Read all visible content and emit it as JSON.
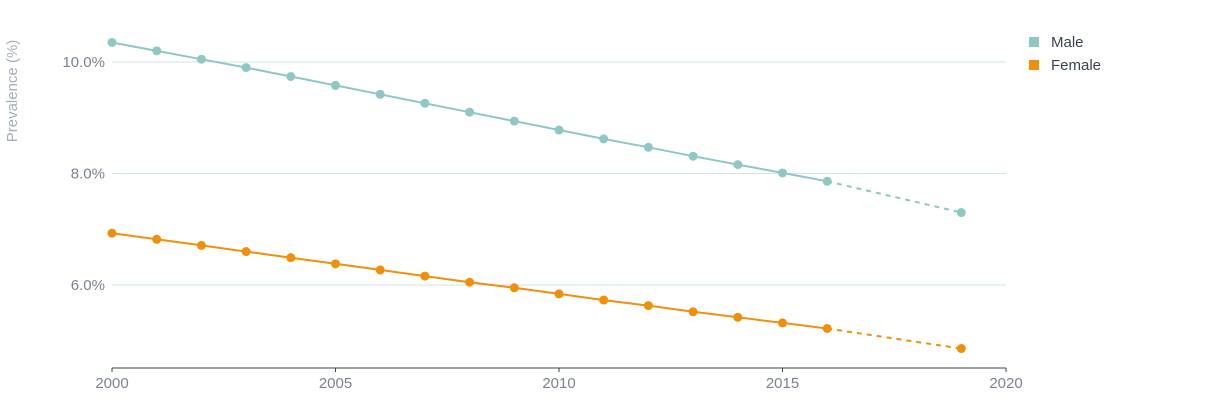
{
  "chart_data": {
    "type": "line",
    "ylabel": "Prevalence (%)",
    "xlabel": "",
    "xlim": [
      2000,
      2020
    ],
    "ylim": [
      4.5,
      10.5
    ],
    "x_ticks": [
      2000,
      2005,
      2010,
      2015,
      2020
    ],
    "x_tick_labels": [
      "2000",
      "2005",
      "2010",
      "2015",
      "2020"
    ],
    "y_ticks": [
      6,
      8,
      10
    ],
    "y_tick_labels": [
      "6.0%",
      "8.0%",
      "10.0%"
    ],
    "grid": "horizontal",
    "legend_position": "top-right",
    "projection_from": 2016,
    "series": [
      {
        "name": "Male",
        "color": "#8fc7c5",
        "x": [
          2000,
          2001,
          2002,
          2003,
          2004,
          2005,
          2006,
          2007,
          2008,
          2009,
          2010,
          2011,
          2012,
          2013,
          2014,
          2015,
          2016,
          2019
        ],
        "values": [
          10.35,
          10.2,
          10.05,
          9.9,
          9.74,
          9.58,
          9.42,
          9.26,
          9.1,
          8.94,
          8.78,
          8.62,
          8.47,
          8.31,
          8.16,
          8.01,
          7.86,
          7.3
        ]
      },
      {
        "name": "Female",
        "color": "#f0900a",
        "x": [
          2000,
          2001,
          2002,
          2003,
          2004,
          2005,
          2006,
          2007,
          2008,
          2009,
          2010,
          2011,
          2012,
          2013,
          2014,
          2015,
          2016,
          2019
        ],
        "values": [
          6.93,
          6.82,
          6.71,
          6.6,
          6.49,
          6.38,
          6.27,
          6.16,
          6.05,
          5.95,
          5.84,
          5.73,
          5.63,
          5.52,
          5.42,
          5.32,
          5.22,
          4.86
        ]
      }
    ]
  }
}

__YOUR INSTRUCTIONS__: Leave the pictures out, and transcribe each of the records exactly.

__TASK OUTPUT__:
Read all visible content and emit it as JSON.
{
  "chart_data": {
    "type": "line",
    "ylabel": "Prevalence (%)",
    "xlabel": "",
    "xlim": [
      2000,
      2020
    ],
    "ylim": [
      4.5,
      10.5
    ],
    "x_ticks": [
      2000,
      2005,
      2010,
      2015,
      2020
    ],
    "x_tick_labels": [
      "2000",
      "2005",
      "2010",
      "2015",
      "2020"
    ],
    "y_ticks": [
      6,
      8,
      10
    ],
    "y_tick_labels": [
      "6.0%",
      "8.0%",
      "10.0%"
    ],
    "grid": "horizontal",
    "legend_position": "top-right",
    "projection_from": 2016,
    "series": [
      {
        "name": "Male",
        "color": "#8fc7c5",
        "x": [
          2000,
          2001,
          2002,
          2003,
          2004,
          2005,
          2006,
          2007,
          2008,
          2009,
          2010,
          2011,
          2012,
          2013,
          2014,
          2015,
          2016,
          2019
        ],
        "values": [
          10.35,
          10.2,
          10.05,
          9.9,
          9.74,
          9.58,
          9.42,
          9.26,
          9.1,
          8.94,
          8.78,
          8.62,
          8.47,
          8.31,
          8.16,
          8.01,
          7.86,
          7.3
        ]
      },
      {
        "name": "Female",
        "color": "#f0900a",
        "x": [
          2000,
          2001,
          2002,
          2003,
          2004,
          2005,
          2006,
          2007,
          2008,
          2009,
          2010,
          2011,
          2012,
          2013,
          2014,
          2015,
          2016,
          2019
        ],
        "values": [
          6.93,
          6.82,
          6.71,
          6.6,
          6.49,
          6.38,
          6.27,
          6.16,
          6.05,
          5.95,
          5.84,
          5.73,
          5.63,
          5.52,
          5.42,
          5.32,
          5.22,
          4.86
        ]
      }
    ]
  }
}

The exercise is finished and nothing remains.